[start of Input records]
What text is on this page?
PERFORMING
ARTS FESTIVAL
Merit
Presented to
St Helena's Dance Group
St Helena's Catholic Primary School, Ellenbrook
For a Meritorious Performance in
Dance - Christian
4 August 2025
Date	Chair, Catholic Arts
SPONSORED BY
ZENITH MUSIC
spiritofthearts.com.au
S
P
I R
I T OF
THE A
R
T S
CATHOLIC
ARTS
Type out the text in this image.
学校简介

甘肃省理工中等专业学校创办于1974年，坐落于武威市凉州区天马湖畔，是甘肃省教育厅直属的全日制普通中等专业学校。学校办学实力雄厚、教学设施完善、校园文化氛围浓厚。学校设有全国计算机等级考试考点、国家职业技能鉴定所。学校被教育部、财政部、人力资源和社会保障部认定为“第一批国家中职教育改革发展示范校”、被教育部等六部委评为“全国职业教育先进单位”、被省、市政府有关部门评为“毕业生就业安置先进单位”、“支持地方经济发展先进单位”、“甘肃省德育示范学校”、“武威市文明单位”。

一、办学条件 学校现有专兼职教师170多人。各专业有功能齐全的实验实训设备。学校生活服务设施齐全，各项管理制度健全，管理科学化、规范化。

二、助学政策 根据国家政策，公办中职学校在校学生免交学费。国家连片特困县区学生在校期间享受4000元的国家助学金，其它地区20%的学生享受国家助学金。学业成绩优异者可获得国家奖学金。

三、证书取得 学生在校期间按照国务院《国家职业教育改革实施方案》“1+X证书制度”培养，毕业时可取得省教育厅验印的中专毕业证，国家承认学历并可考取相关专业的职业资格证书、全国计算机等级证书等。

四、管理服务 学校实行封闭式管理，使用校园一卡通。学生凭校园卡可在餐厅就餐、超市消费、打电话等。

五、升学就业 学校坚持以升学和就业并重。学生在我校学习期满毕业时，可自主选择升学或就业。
[end of Input records]
## Problem to solve
Collect the complete line wherever the string "Helena" appears in the records.

## Task output
St Helena's Dance Group
St Helena's Catholic Primary School, Ellenbrook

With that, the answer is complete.